◆ YOUR INSTRUCTIONS
Tell how many lines contain the word "image". Reply with the number only.

● ● ● ● ● ● ●

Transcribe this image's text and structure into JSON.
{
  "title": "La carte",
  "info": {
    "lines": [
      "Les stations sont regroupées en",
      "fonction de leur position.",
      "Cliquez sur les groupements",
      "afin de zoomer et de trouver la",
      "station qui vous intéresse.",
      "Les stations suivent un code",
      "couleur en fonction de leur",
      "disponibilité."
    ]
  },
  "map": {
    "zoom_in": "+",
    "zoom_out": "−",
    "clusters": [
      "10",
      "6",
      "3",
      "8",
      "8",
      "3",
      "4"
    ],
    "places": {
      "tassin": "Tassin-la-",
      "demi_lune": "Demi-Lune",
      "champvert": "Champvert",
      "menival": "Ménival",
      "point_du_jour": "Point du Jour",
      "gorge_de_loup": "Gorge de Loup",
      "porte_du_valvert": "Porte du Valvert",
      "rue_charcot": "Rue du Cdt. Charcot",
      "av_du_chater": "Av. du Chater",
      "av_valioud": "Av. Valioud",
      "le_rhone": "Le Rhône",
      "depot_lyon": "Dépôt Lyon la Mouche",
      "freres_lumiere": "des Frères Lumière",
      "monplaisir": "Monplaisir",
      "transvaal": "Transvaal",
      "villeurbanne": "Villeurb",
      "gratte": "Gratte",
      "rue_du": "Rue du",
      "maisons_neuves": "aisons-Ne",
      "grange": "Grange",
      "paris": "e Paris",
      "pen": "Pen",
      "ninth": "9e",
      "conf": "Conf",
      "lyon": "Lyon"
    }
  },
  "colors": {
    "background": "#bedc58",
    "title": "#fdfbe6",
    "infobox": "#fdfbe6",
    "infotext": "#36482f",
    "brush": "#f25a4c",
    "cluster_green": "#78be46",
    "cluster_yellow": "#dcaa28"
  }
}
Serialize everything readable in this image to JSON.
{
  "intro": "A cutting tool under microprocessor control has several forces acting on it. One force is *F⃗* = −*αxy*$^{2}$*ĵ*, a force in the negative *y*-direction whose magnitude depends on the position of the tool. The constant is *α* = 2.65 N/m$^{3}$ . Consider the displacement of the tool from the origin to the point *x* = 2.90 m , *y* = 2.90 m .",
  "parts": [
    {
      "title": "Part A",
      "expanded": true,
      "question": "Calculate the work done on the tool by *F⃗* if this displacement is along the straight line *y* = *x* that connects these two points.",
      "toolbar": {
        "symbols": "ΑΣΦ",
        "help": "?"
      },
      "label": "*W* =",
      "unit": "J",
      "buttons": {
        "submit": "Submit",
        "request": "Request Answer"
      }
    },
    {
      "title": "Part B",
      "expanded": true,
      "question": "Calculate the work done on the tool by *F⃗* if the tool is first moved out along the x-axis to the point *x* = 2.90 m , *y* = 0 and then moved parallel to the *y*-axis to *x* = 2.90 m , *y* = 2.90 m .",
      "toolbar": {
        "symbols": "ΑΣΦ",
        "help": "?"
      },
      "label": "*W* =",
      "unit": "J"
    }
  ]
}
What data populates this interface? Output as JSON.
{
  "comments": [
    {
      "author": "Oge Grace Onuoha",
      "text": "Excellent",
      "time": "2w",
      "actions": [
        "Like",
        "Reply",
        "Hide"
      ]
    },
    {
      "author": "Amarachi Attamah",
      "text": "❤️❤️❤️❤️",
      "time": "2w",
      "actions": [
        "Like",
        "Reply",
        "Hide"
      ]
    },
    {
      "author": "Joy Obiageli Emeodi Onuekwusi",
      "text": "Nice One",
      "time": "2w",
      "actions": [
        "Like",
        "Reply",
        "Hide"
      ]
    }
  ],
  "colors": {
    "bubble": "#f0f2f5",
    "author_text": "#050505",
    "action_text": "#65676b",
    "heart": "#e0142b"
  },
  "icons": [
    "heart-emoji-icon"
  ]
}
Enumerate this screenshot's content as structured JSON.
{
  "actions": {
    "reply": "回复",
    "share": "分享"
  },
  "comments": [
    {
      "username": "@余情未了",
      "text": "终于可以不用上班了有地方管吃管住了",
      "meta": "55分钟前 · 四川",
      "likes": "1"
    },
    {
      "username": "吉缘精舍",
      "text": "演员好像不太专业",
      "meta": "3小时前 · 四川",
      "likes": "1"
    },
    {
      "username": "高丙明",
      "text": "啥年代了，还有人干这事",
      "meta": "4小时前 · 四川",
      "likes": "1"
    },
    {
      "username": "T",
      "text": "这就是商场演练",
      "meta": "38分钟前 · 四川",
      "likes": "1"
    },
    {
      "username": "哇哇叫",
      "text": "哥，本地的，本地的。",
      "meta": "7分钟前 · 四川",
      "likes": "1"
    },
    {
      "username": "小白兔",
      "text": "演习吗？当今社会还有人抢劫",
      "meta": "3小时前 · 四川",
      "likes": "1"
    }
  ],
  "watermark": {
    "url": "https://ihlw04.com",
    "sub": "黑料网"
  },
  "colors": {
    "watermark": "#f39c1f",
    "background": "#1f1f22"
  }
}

● ● ● ● ● ● ●

◆ RESULT OF THE TASK
2